— Start Material to process —

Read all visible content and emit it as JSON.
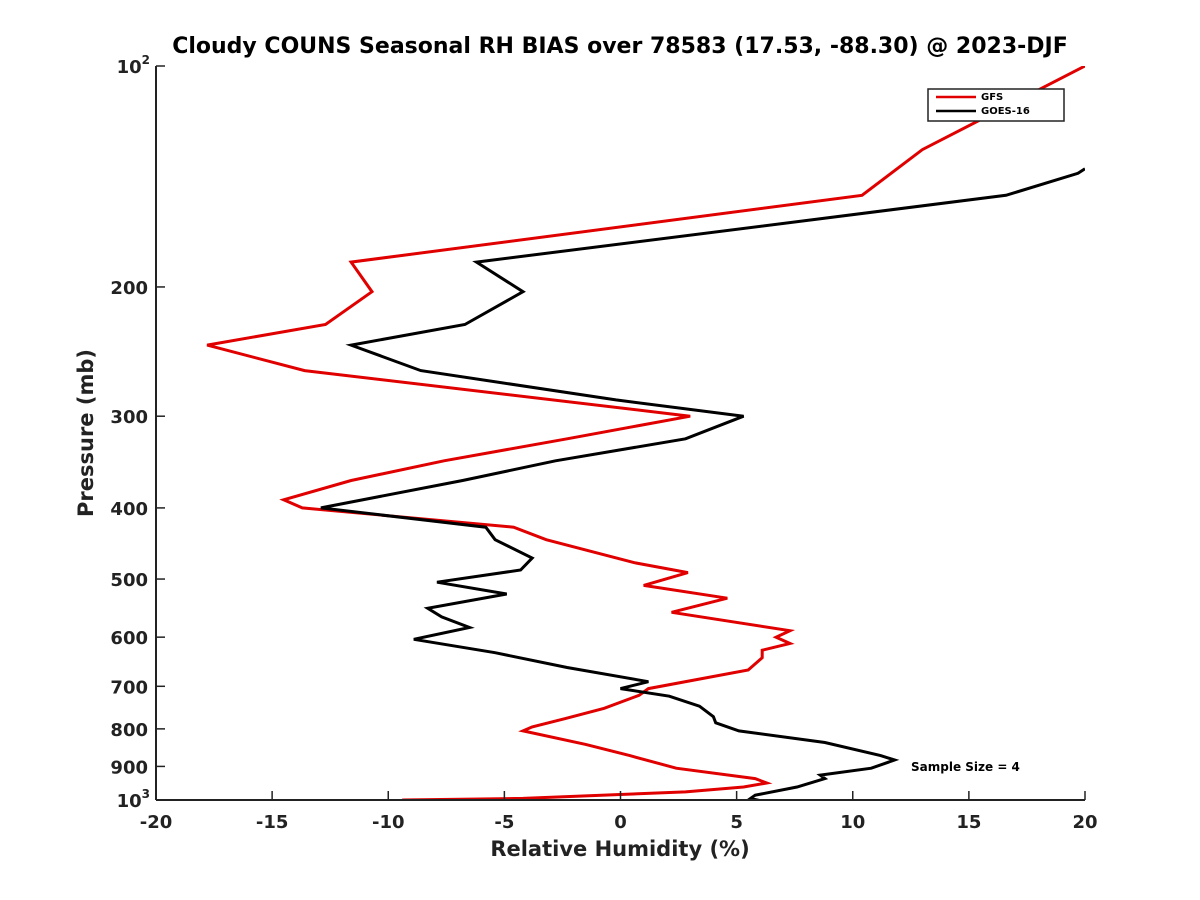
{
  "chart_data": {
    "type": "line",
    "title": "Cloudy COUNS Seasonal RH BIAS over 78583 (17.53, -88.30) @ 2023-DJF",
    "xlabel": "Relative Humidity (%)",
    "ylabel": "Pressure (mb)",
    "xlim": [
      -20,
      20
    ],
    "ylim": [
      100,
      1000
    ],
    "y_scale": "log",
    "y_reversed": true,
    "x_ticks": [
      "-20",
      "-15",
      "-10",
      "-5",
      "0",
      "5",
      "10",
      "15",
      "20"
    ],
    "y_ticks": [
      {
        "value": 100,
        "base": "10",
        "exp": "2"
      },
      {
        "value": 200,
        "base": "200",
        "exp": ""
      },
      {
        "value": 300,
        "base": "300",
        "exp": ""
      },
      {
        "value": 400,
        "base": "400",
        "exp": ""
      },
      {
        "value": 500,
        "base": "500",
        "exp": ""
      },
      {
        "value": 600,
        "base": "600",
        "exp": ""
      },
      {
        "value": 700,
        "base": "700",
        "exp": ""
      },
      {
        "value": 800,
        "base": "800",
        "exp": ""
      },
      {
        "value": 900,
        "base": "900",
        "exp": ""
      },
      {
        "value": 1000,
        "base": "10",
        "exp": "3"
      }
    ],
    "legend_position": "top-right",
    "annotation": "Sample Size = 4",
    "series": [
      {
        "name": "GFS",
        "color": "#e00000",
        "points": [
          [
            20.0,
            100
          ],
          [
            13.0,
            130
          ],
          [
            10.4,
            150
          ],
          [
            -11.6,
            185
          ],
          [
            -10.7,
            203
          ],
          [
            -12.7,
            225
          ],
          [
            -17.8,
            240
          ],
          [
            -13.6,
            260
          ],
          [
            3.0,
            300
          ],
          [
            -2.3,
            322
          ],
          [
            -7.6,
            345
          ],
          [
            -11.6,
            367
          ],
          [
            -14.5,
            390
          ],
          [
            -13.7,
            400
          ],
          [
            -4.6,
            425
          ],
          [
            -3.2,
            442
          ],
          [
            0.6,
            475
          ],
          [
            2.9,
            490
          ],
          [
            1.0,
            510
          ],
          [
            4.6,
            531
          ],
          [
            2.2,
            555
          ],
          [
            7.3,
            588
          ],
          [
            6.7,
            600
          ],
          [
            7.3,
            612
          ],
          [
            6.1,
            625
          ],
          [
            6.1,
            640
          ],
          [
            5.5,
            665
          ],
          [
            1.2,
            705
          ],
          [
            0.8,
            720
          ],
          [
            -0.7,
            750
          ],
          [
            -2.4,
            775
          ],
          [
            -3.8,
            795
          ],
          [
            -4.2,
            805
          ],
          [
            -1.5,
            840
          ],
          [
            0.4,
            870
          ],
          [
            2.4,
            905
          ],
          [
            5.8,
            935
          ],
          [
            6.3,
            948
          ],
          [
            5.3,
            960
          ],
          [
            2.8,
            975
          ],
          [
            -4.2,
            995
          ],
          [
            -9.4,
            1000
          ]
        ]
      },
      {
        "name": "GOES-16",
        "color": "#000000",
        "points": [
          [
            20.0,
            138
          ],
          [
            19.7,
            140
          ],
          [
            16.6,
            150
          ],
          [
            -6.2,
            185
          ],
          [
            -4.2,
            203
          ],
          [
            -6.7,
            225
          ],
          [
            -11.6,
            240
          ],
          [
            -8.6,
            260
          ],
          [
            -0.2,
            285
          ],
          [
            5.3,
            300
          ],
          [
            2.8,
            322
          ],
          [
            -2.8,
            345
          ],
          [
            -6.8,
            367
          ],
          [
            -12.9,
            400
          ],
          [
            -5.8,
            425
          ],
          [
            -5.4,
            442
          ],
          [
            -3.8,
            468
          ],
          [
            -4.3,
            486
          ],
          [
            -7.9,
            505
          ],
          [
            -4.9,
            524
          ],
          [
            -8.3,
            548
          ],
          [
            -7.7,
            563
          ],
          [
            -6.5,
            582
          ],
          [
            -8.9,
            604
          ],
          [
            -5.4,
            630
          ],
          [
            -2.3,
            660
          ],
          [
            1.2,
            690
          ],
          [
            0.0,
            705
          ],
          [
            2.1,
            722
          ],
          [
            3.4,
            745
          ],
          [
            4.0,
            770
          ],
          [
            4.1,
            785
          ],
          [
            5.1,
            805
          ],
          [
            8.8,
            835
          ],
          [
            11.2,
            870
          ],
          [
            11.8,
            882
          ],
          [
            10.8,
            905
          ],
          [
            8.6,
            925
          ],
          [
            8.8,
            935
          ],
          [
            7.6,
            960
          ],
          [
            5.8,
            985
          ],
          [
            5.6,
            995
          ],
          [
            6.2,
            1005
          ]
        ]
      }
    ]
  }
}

— End Material to process —

Task to carry out >>
Leave out the pictures and repeat everything else in the records exactly.

The completed task >>
Read all visible content and emit it as JSON.
{
  "chart_data": {
    "type": "line",
    "title": "Cloudy COUNS Seasonal RH BIAS over 78583 (17.53, -88.30) @ 2023-DJF",
    "xlabel": "Relative Humidity (%)",
    "ylabel": "Pressure (mb)",
    "xlim": [
      -20,
      20
    ],
    "ylim": [
      100,
      1000
    ],
    "y_scale": "log",
    "y_reversed": true,
    "x_ticks": [
      "-20",
      "-15",
      "-10",
      "-5",
      "0",
      "5",
      "10",
      "15",
      "20"
    ],
    "y_ticks": [
      {
        "value": 100,
        "base": "10",
        "exp": "2"
      },
      {
        "value": 200,
        "base": "200",
        "exp": ""
      },
      {
        "value": 300,
        "base": "300",
        "exp": ""
      },
      {
        "value": 400,
        "base": "400",
        "exp": ""
      },
      {
        "value": 500,
        "base": "500",
        "exp": ""
      },
      {
        "value": 600,
        "base": "600",
        "exp": ""
      },
      {
        "value": 700,
        "base": "700",
        "exp": ""
      },
      {
        "value": 800,
        "base": "800",
        "exp": ""
      },
      {
        "value": 900,
        "base": "900",
        "exp": ""
      },
      {
        "value": 1000,
        "base": "10",
        "exp": "3"
      }
    ],
    "legend_position": "top-right",
    "annotation": "Sample Size = 4",
    "series": [
      {
        "name": "GFS",
        "color": "#e00000",
        "points": [
          [
            20.0,
            100
          ],
          [
            13.0,
            130
          ],
          [
            10.4,
            150
          ],
          [
            -11.6,
            185
          ],
          [
            -10.7,
            203
          ],
          [
            -12.7,
            225
          ],
          [
            -17.8,
            240
          ],
          [
            -13.6,
            260
          ],
          [
            3.0,
            300
          ],
          [
            -2.3,
            322
          ],
          [
            -7.6,
            345
          ],
          [
            -11.6,
            367
          ],
          [
            -14.5,
            390
          ],
          [
            -13.7,
            400
          ],
          [
            -4.6,
            425
          ],
          [
            -3.2,
            442
          ],
          [
            0.6,
            475
          ],
          [
            2.9,
            490
          ],
          [
            1.0,
            510
          ],
          [
            4.6,
            531
          ],
          [
            2.2,
            555
          ],
          [
            7.3,
            588
          ],
          [
            6.7,
            600
          ],
          [
            7.3,
            612
          ],
          [
            6.1,
            625
          ],
          [
            6.1,
            640
          ],
          [
            5.5,
            665
          ],
          [
            1.2,
            705
          ],
          [
            0.8,
            720
          ],
          [
            -0.7,
            750
          ],
          [
            -2.4,
            775
          ],
          [
            -3.8,
            795
          ],
          [
            -4.2,
            805
          ],
          [
            -1.5,
            840
          ],
          [
            0.4,
            870
          ],
          [
            2.4,
            905
          ],
          [
            5.8,
            935
          ],
          [
            6.3,
            948
          ],
          [
            5.3,
            960
          ],
          [
            2.8,
            975
          ],
          [
            -4.2,
            995
          ],
          [
            -9.4,
            1000
          ]
        ]
      },
      {
        "name": "GOES-16",
        "color": "#000000",
        "points": [
          [
            20.0,
            138
          ],
          [
            19.7,
            140
          ],
          [
            16.6,
            150
          ],
          [
            -6.2,
            185
          ],
          [
            -4.2,
            203
          ],
          [
            -6.7,
            225
          ],
          [
            -11.6,
            240
          ],
          [
            -8.6,
            260
          ],
          [
            -0.2,
            285
          ],
          [
            5.3,
            300
          ],
          [
            2.8,
            322
          ],
          [
            -2.8,
            345
          ],
          [
            -6.8,
            367
          ],
          [
            -12.9,
            400
          ],
          [
            -5.8,
            425
          ],
          [
            -5.4,
            442
          ],
          [
            -3.8,
            468
          ],
          [
            -4.3,
            486
          ],
          [
            -7.9,
            505
          ],
          [
            -4.9,
            524
          ],
          [
            -8.3,
            548
          ],
          [
            -7.7,
            563
          ],
          [
            -6.5,
            582
          ],
          [
            -8.9,
            604
          ],
          [
            -5.4,
            630
          ],
          [
            -2.3,
            660
          ],
          [
            1.2,
            690
          ],
          [
            0.0,
            705
          ],
          [
            2.1,
            722
          ],
          [
            3.4,
            745
          ],
          [
            4.0,
            770
          ],
          [
            4.1,
            785
          ],
          [
            5.1,
            805
          ],
          [
            8.8,
            835
          ],
          [
            11.2,
            870
          ],
          [
            11.8,
            882
          ],
          [
            10.8,
            905
          ],
          [
            8.6,
            925
          ],
          [
            8.8,
            935
          ],
          [
            7.6,
            960
          ],
          [
            5.8,
            985
          ],
          [
            5.6,
            995
          ],
          [
            6.2,
            1005
          ]
        ]
      }
    ]
  }
}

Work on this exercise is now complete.